:: SUPPLIED INFORMATION

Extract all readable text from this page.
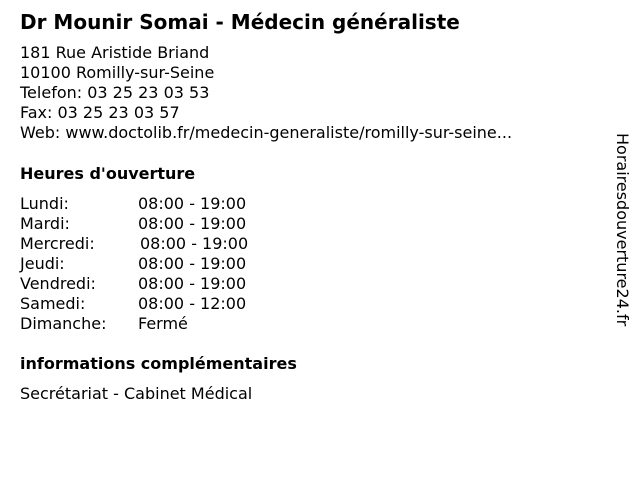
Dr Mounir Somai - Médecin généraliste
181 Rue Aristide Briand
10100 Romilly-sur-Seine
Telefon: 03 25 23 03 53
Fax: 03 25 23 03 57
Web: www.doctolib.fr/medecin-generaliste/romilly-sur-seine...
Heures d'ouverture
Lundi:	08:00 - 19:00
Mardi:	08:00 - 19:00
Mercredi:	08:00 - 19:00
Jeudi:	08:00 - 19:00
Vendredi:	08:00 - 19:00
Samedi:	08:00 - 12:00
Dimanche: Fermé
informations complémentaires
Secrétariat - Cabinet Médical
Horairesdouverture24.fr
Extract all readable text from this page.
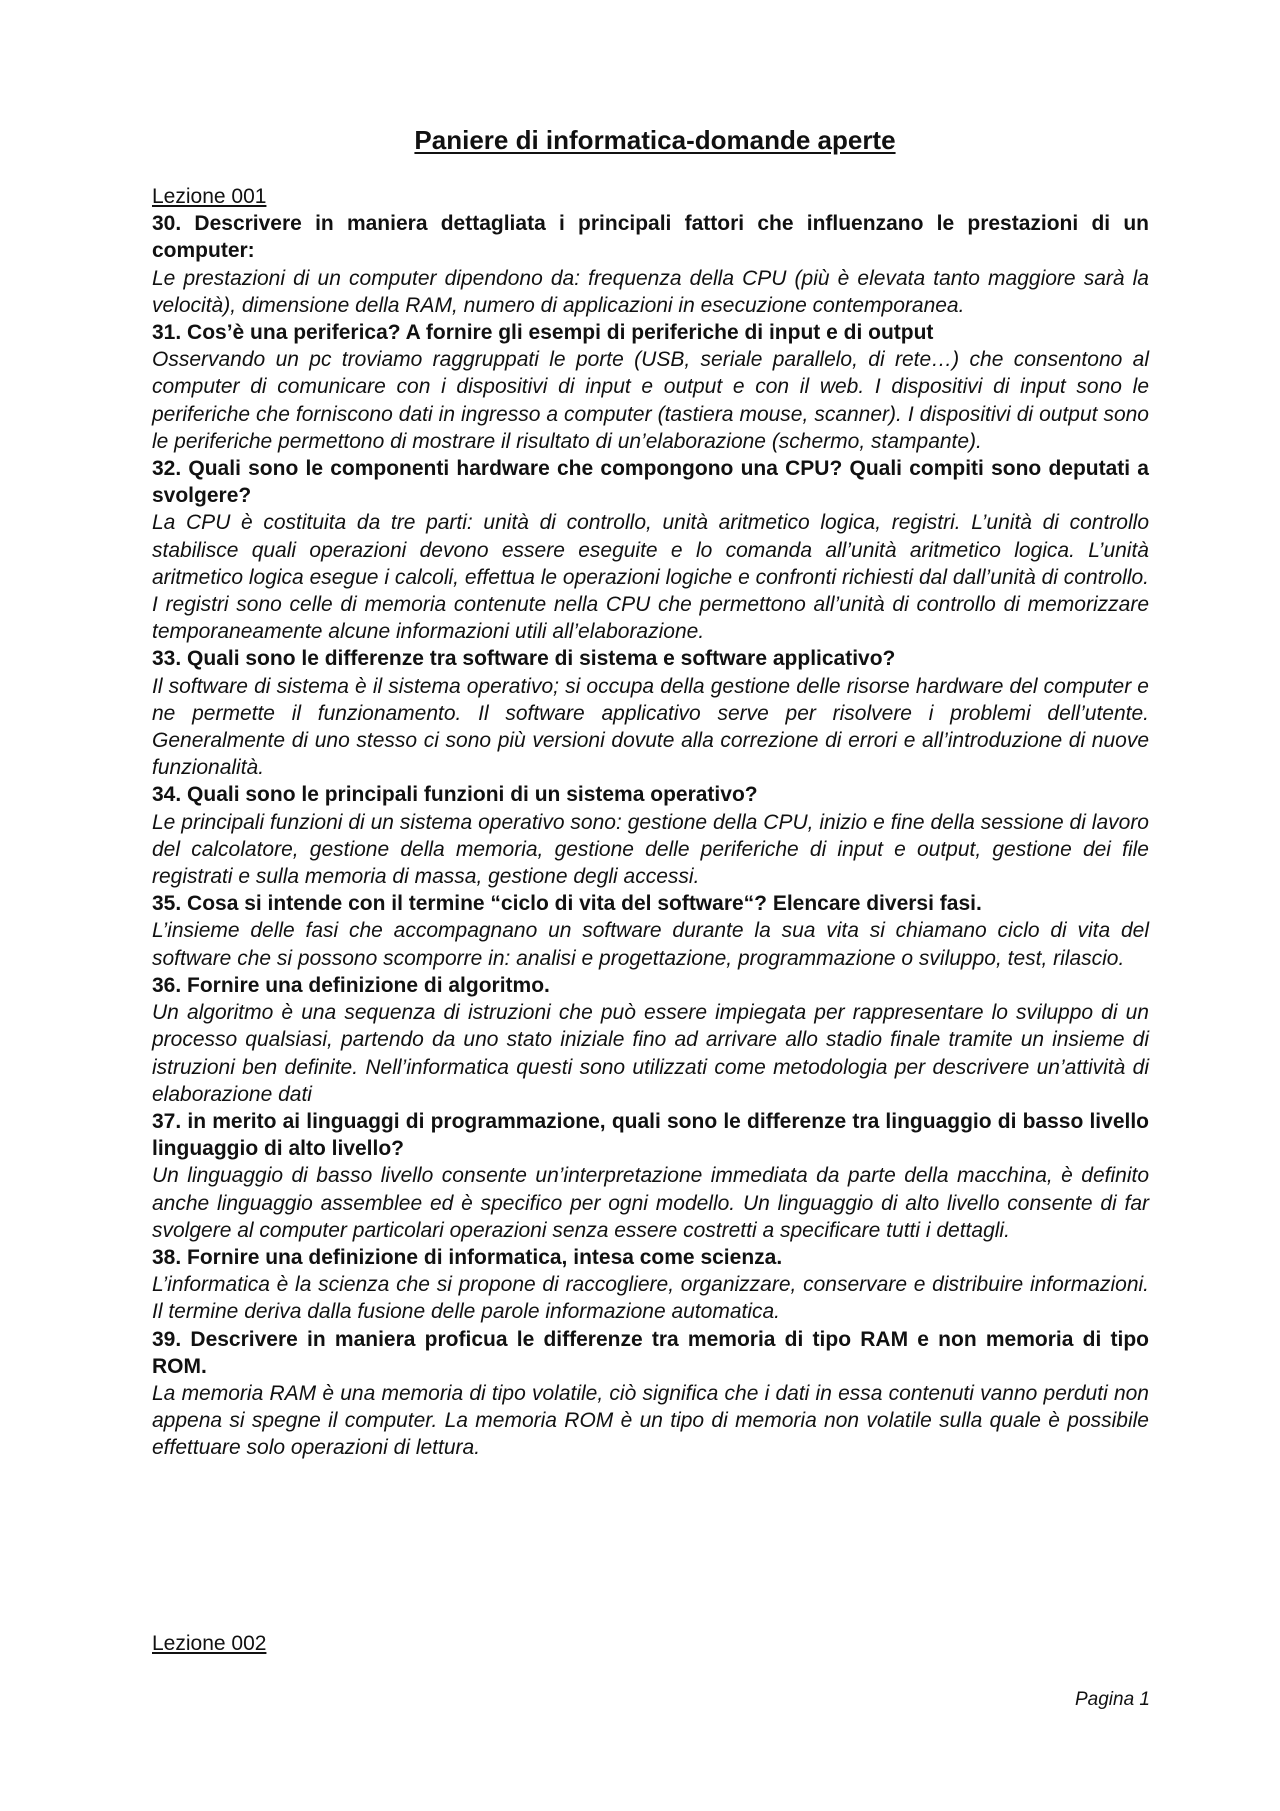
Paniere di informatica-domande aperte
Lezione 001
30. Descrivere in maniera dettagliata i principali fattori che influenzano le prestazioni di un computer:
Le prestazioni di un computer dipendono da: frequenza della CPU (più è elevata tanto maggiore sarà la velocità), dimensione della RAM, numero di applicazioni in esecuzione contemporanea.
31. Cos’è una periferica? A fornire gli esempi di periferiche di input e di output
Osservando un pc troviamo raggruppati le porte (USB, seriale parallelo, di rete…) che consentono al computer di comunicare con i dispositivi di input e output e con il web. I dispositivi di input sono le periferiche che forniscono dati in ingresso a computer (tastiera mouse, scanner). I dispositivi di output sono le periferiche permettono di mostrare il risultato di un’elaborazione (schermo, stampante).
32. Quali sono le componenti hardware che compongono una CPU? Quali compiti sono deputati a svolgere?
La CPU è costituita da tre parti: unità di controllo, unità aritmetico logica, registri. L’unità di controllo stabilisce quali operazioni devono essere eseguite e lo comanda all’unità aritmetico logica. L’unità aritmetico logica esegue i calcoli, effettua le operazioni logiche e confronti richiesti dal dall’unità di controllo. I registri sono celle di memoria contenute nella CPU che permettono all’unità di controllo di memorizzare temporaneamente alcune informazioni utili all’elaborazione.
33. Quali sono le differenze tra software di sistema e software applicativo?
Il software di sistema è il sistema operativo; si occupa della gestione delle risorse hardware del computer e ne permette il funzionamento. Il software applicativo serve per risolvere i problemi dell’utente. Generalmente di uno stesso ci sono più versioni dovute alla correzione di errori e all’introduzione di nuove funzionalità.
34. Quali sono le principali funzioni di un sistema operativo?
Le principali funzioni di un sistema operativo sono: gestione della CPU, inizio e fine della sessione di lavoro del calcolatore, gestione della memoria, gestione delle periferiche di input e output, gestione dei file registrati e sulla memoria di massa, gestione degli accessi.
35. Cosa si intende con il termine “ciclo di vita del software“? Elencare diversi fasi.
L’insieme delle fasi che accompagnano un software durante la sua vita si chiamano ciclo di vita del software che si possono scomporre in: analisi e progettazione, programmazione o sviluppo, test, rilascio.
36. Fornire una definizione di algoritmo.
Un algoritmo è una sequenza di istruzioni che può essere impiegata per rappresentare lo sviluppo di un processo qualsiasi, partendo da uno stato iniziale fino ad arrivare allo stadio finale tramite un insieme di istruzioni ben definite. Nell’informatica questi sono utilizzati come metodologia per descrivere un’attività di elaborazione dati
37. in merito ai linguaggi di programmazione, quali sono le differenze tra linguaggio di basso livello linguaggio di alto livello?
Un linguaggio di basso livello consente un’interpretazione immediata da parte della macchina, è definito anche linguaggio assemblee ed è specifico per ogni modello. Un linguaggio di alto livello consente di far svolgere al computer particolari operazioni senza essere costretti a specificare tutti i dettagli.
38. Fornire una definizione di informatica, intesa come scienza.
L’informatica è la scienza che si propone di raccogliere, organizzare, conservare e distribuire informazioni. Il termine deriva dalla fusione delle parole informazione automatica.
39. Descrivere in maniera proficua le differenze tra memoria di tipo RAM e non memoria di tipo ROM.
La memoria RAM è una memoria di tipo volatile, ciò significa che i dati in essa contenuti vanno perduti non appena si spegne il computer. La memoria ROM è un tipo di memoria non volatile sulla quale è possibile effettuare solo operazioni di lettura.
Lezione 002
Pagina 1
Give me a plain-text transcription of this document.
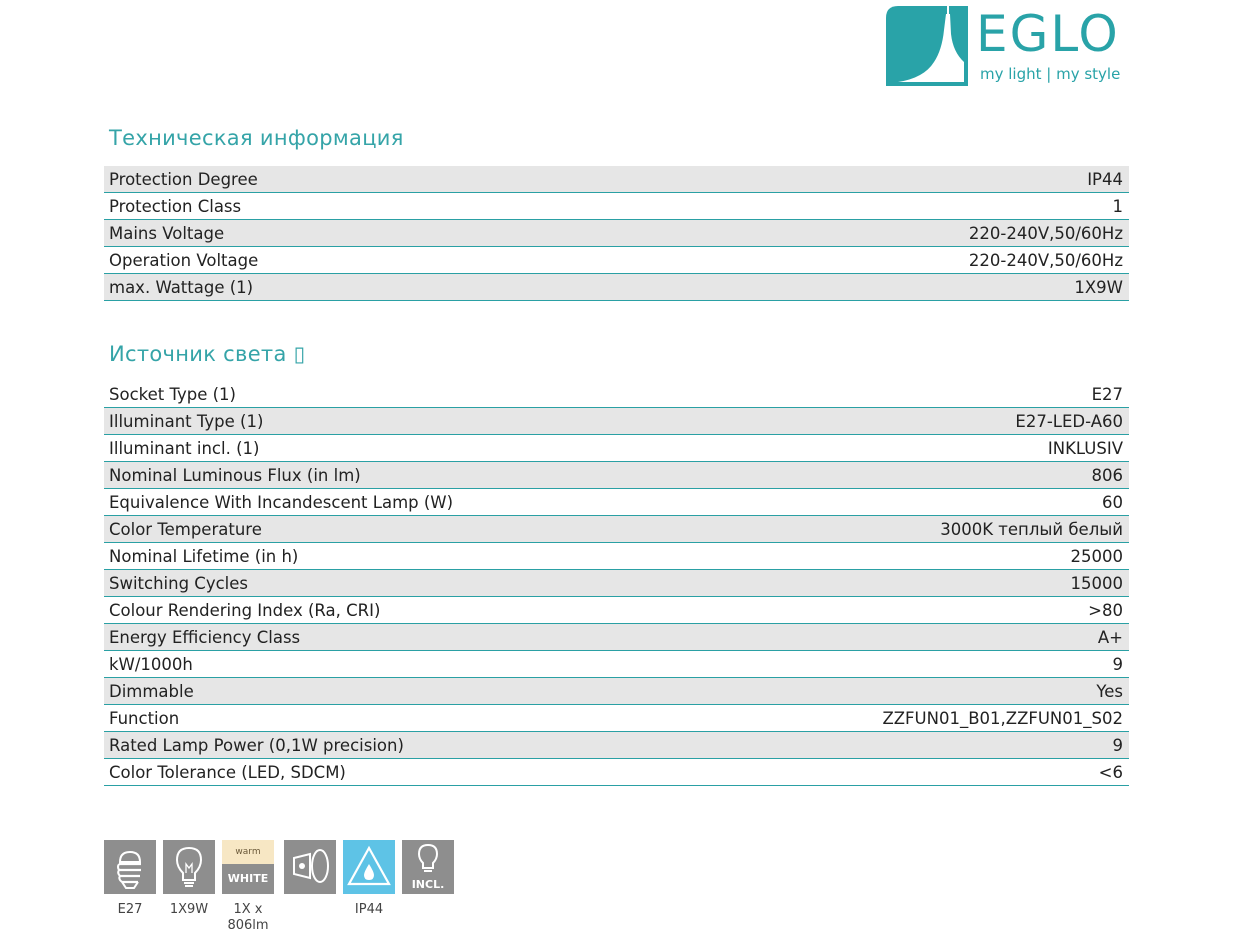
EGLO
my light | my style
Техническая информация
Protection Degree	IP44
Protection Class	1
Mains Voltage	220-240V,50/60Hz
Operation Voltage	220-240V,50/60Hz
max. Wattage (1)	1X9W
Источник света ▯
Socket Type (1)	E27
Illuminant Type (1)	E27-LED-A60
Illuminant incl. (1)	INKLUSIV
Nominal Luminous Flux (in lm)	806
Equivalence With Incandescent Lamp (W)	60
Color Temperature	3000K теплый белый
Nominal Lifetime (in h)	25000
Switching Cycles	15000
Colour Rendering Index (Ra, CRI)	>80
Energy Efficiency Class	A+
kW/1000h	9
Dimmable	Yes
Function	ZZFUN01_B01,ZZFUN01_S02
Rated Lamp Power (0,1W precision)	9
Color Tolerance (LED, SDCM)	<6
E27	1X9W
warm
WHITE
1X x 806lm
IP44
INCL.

::::

- SET TASK
Restate the data above exactly, stripping out each image.

- RESPONSE FOR THIS EXERCISE
Extract all readable text from this page.
Dr Mounir Somai - Médecin généraliste
181 Rue Aristide Briand
10100 Romilly-sur-Seine
Telefon: 03 25 23 03 53
Fax: 03 25 23 03 57
Web: www.doctolib.fr/medecin-generaliste/romilly-sur-seine...
Heures d'ouverture
Lundi:	08:00 - 19:00
Mardi:	08:00 - 19:00
Mercredi:	08:00 - 19:00
Jeudi:	08:00 - 19:00
Vendredi:	08:00 - 19:00
Samedi:	08:00 - 12:00
Dimanche: Fermé
informations complémentaires
Secrétariat - Cabinet Médical
Horairesdouverture24.fr
Extract all readable text from this page.
Paniere di informatica-domande aperte
Lezione 001
30. Descrivere in maniera dettagliata i principali fattori che influenzano le prestazioni di un computer:
Le prestazioni di un computer dipendono da: frequenza della CPU (più è elevata tanto maggiore sarà la velocità), dimensione della RAM, numero di applicazioni in esecuzione contemporanea.
31. Cos’è una periferica? A fornire gli esempi di periferiche di input e di output
Osservando un pc troviamo raggruppati le porte (USB, seriale parallelo, di rete…) che consentono al computer di comunicare con i dispositivi di input e output e con il web. I dispositivi di input sono le periferiche che forniscono dati in ingresso a computer (tastiera mouse, scanner). I dispositivi di output sono le periferiche permettono di mostrare il risultato di un’elaborazione (schermo, stampante).
32. Quali sono le componenti hardware che compongono una CPU? Quali compiti sono deputati a svolgere?
La CPU è costituita da tre parti: unità di controllo, unità aritmetico logica, registri. L’unità di controllo stabilisce quali operazioni devono essere eseguite e lo comanda all’unità aritmetico logica. L’unità aritmetico logica esegue i calcoli, effettua le operazioni logiche e confronti richiesti dal dall’unità di controllo. I registri sono celle di memoria contenute nella CPU che permettono all’unità di controllo di memorizzare temporaneamente alcune informazioni utili all’elaborazione.
33. Quali sono le differenze tra software di sistema e software applicativo?
Il software di sistema è il sistema operativo; si occupa della gestione delle risorse hardware del computer e ne permette il funzionamento. Il software applicativo serve per risolvere i problemi dell’utente. Generalmente di uno stesso ci sono più versioni dovute alla correzione di errori e all’introduzione di nuove funzionalità.
34. Quali sono le principali funzioni di un sistema operativo?
Le principali funzioni di un sistema operativo sono: gestione della CPU, inizio e fine della sessione di lavoro del calcolatore, gestione della memoria, gestione delle periferiche di input e output, gestione dei file registrati e sulla memoria di massa, gestione degli accessi.
35. Cosa si intende con il termine “ciclo di vita del software“? Elencare diversi fasi.
L’insieme delle fasi che accompagnano un software durante la sua vita si chiamano ciclo di vita del software che si possono scomporre in: analisi e progettazione, programmazione o sviluppo, test, rilascio.
36. Fornire una definizione di algoritmo.
Un algoritmo è una sequenza di istruzioni che può essere impiegata per rappresentare lo sviluppo di un processo qualsiasi, partendo da uno stato iniziale fino ad arrivare allo stadio finale tramite un insieme di istruzioni ben definite. Nell’informatica questi sono utilizzati come metodologia per descrivere un’attività di elaborazione dati
37. in merito ai linguaggi di programmazione, quali sono le differenze tra linguaggio di basso livello linguaggio di alto livello?
Un linguaggio di basso livello consente un’interpretazione immediata da parte della macchina, è definito anche linguaggio assemblee ed è specifico per ogni modello. Un linguaggio di alto livello consente di far svolgere al computer particolari operazioni senza essere costretti a specificare tutti i dettagli.
38. Fornire una definizione di informatica, intesa come scienza.
L’informatica è la scienza che si propone di raccogliere, organizzare, conservare e distribuire informazioni. Il termine deriva dalla fusione delle parole informazione automatica.
39. Descrivere in maniera proficua le differenze tra memoria di tipo RAM e non memoria di tipo ROM.
La memoria RAM è una memoria di tipo volatile, ciò significa che i dati in essa contenuti vanno perduti non appena si spegne il computer. La memoria ROM è un tipo di memoria non volatile sulla quale è possibile effettuare solo operazioni di lettura.
Lezione 002
Pagina 1
Give me a plain-text transcription of this document.
EGLO
my light | my style
Техническая информация
Protection Degree	IP44
Protection Class	1
Mains Voltage	220-240V,50/60Hz
Operation Voltage	220-240V,50/60Hz
max. Wattage (1)	1X9W
Источник света ▯
Socket Type (1)	E27
Illuminant Type (1)	E27-LED-A60
Illuminant incl. (1)	INKLUSIV
Nominal Luminous Flux (in lm)	806
Equivalence With Incandescent Lamp (W)	60
Color Temperature	3000K теплый белый
Nominal Lifetime (in h)	25000
Switching Cycles	15000
Colour Rendering Index (Ra, CRI)	>80
Energy Efficiency Class	A+
kW/1000h	9
Dimmable	Yes
Function	ZZFUN01_B01,ZZFUN01_S02
Rated Lamp Power (0,1W precision)	9
Color Tolerance (LED, SDCM)	<6
E27	1X9W
warm
WHITE
1X x 806lm
IP44
INCL.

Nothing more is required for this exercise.